• Task description:
Locate the word "title" in the material, then show every line that holds it.

[Stored data]
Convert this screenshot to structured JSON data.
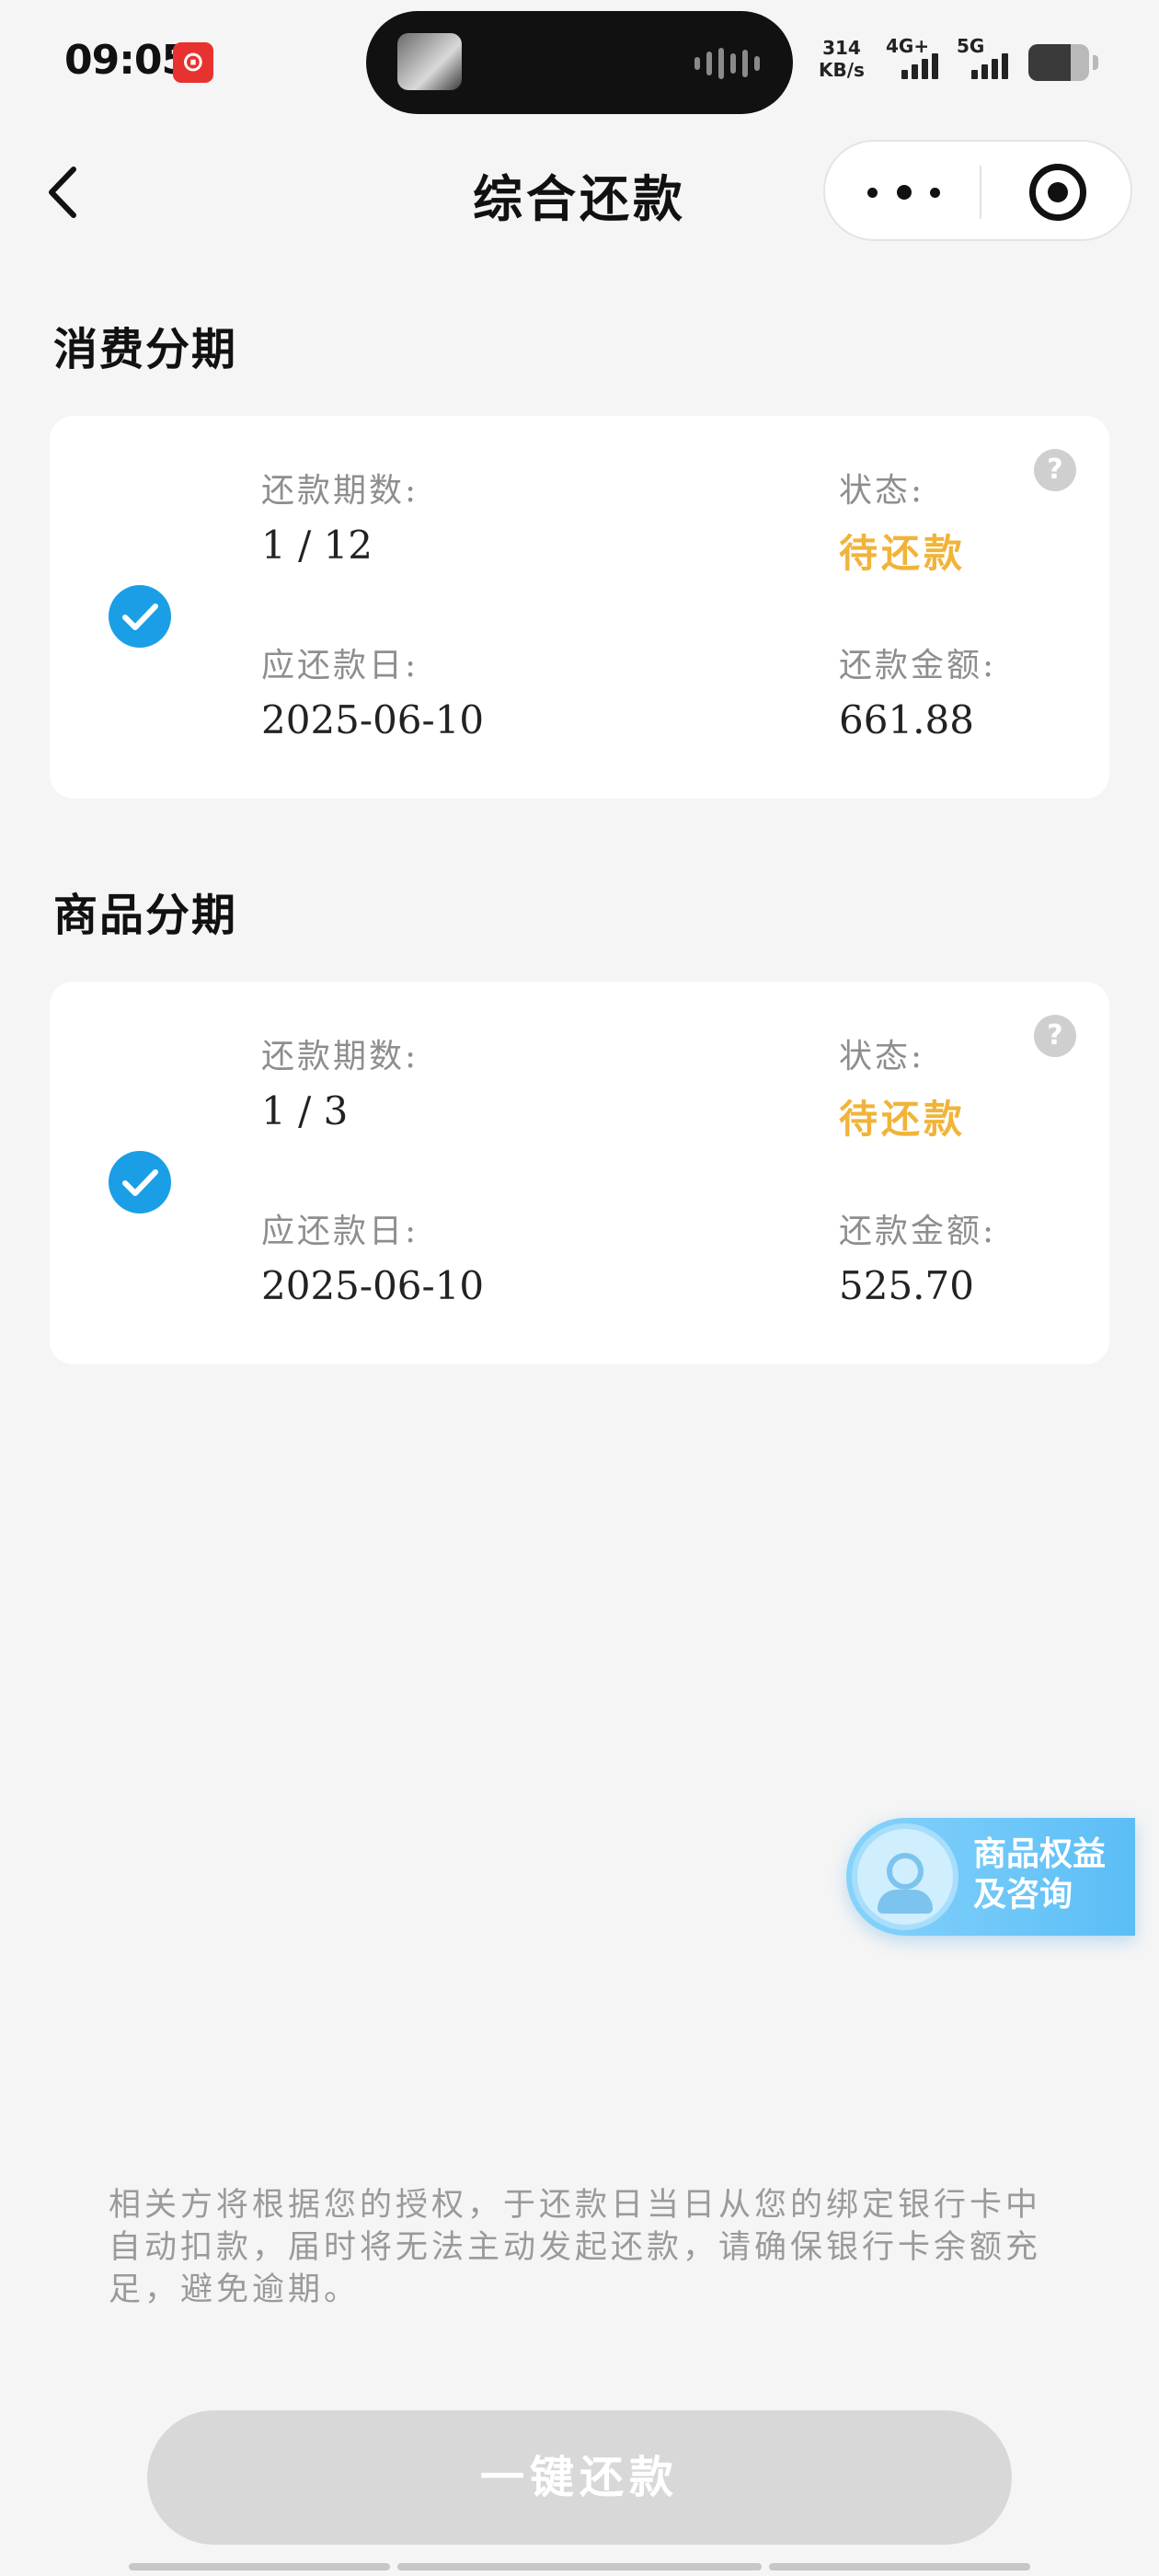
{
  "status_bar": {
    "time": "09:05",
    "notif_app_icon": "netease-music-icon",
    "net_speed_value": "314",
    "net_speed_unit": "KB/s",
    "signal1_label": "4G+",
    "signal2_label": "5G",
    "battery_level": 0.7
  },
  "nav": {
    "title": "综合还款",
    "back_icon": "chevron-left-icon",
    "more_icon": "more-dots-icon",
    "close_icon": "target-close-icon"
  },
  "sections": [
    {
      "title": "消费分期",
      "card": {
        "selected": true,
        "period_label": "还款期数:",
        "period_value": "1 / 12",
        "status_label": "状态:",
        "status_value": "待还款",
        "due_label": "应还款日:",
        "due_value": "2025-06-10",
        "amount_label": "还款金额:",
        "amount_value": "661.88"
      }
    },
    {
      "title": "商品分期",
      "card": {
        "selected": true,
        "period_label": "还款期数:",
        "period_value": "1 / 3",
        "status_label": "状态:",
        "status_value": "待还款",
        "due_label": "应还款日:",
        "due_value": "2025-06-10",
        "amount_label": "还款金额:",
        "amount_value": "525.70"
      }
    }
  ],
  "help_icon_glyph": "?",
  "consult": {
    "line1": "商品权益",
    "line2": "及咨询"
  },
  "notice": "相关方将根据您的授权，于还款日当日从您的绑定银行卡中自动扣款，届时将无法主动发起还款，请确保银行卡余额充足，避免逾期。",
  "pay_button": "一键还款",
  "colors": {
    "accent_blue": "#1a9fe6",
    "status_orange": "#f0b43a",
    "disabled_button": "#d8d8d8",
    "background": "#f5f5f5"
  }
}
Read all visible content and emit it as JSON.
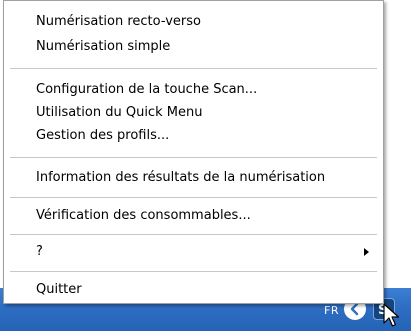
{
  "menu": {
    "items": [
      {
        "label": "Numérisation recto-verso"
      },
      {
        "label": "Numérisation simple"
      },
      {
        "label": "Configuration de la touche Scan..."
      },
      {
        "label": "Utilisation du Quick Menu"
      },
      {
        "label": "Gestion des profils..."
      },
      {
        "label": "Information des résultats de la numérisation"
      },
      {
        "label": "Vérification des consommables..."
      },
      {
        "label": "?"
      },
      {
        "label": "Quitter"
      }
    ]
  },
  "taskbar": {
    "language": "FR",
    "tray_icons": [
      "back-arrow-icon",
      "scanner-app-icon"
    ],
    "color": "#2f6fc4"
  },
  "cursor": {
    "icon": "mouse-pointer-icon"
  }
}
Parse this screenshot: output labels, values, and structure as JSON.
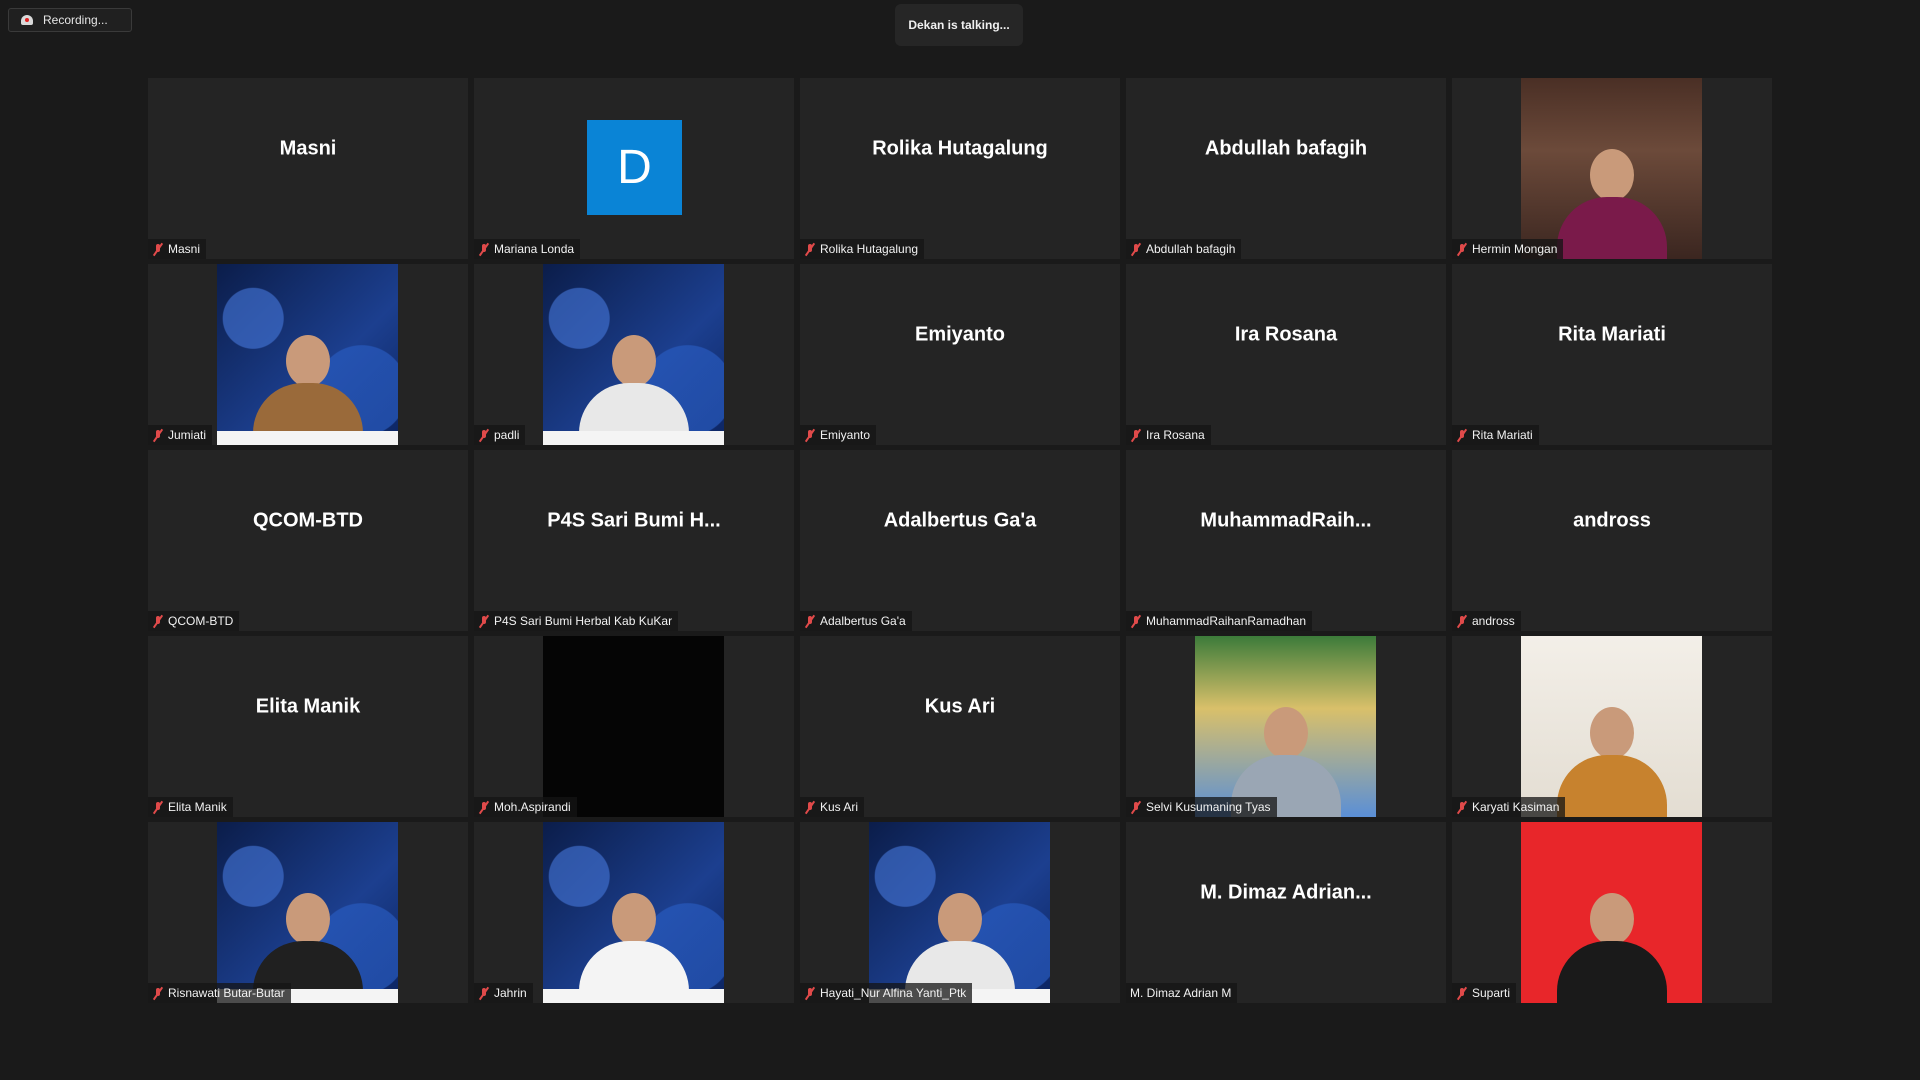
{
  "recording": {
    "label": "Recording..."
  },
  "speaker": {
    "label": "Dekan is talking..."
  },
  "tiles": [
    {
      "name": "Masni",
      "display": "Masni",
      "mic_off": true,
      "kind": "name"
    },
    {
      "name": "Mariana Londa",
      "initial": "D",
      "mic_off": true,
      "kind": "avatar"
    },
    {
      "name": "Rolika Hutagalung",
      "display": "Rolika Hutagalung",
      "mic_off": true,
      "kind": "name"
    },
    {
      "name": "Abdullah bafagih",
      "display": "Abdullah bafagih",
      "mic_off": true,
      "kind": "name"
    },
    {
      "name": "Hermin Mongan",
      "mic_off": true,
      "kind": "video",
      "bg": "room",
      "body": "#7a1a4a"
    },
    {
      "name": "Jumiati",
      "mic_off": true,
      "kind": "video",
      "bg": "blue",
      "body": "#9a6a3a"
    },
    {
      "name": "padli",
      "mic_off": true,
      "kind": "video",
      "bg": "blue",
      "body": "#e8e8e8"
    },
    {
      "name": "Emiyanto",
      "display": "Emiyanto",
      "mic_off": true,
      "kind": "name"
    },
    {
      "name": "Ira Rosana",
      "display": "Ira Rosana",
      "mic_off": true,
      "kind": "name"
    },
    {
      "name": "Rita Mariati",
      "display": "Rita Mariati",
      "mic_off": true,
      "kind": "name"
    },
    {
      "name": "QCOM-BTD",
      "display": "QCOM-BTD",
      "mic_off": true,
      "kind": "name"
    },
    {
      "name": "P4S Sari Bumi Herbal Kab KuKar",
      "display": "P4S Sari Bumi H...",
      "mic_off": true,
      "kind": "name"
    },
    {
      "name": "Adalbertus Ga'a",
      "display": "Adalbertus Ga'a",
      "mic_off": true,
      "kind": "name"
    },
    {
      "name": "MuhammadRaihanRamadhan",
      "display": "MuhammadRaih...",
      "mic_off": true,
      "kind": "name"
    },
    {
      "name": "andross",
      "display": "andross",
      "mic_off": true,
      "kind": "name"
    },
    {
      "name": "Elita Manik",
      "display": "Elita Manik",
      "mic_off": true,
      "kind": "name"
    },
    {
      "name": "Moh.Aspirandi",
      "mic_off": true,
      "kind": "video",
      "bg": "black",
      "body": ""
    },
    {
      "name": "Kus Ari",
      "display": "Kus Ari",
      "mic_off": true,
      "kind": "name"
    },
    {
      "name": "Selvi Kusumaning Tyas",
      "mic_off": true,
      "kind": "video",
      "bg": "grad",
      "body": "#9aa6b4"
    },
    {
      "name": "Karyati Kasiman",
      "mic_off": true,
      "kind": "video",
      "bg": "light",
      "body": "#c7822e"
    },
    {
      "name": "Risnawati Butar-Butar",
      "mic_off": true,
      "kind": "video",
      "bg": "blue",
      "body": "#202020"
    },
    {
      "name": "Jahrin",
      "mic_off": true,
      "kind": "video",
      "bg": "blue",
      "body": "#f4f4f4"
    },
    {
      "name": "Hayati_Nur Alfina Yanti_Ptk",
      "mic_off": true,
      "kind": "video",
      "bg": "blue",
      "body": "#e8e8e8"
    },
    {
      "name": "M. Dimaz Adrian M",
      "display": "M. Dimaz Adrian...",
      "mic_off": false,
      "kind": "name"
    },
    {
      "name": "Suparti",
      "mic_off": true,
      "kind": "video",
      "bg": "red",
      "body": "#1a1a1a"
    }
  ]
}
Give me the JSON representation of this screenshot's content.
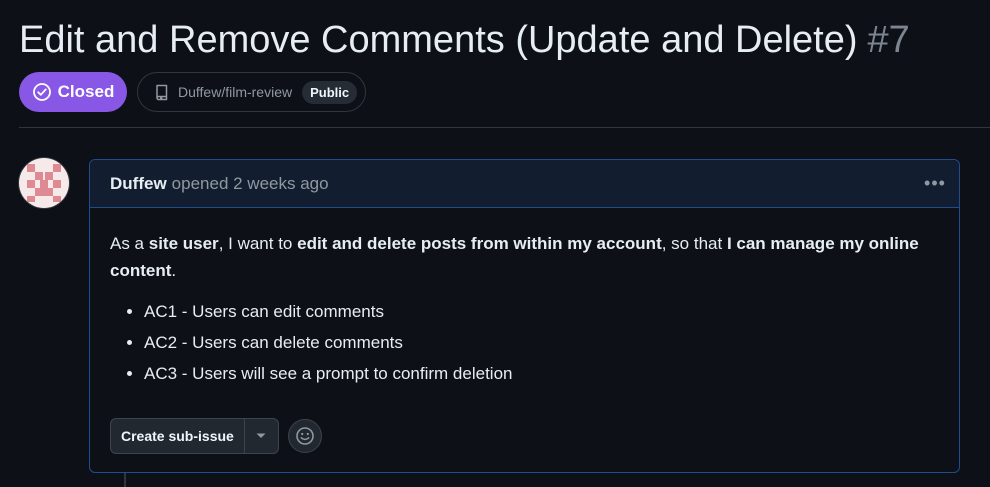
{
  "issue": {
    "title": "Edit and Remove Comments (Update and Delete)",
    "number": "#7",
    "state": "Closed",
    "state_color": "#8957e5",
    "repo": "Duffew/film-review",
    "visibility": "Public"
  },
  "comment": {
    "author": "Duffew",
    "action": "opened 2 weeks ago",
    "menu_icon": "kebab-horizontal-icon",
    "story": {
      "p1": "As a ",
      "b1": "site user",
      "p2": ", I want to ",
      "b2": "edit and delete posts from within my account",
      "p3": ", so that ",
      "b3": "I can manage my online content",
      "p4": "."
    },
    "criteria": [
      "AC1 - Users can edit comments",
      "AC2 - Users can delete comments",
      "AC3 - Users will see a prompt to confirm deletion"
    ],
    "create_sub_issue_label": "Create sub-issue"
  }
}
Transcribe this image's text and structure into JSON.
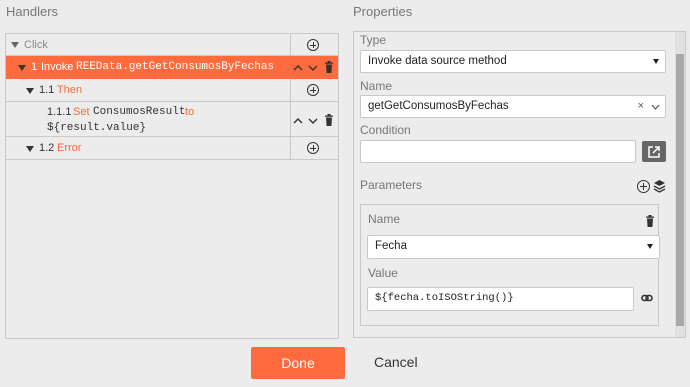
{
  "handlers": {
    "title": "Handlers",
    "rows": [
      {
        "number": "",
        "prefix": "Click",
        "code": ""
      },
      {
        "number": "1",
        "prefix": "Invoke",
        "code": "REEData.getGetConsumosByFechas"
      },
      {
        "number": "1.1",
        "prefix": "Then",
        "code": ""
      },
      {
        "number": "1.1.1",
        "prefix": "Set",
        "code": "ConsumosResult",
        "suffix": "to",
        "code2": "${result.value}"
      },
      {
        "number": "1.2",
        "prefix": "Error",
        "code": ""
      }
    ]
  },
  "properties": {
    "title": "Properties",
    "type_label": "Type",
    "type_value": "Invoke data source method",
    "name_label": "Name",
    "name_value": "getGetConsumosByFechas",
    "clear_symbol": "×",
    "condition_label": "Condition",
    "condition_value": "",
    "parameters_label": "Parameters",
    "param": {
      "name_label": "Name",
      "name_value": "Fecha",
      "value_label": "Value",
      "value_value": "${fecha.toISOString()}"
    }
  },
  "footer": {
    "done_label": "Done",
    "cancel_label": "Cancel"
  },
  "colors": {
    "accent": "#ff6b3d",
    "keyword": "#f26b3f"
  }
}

• Output of the task:
    "title": "综合还款",
      "title": "消费分期",
      "title": "商品分期",
    "title": "Edit and Remove Comments (Update and Delete)",
    "title": "Handlers",
    "title": "Properties",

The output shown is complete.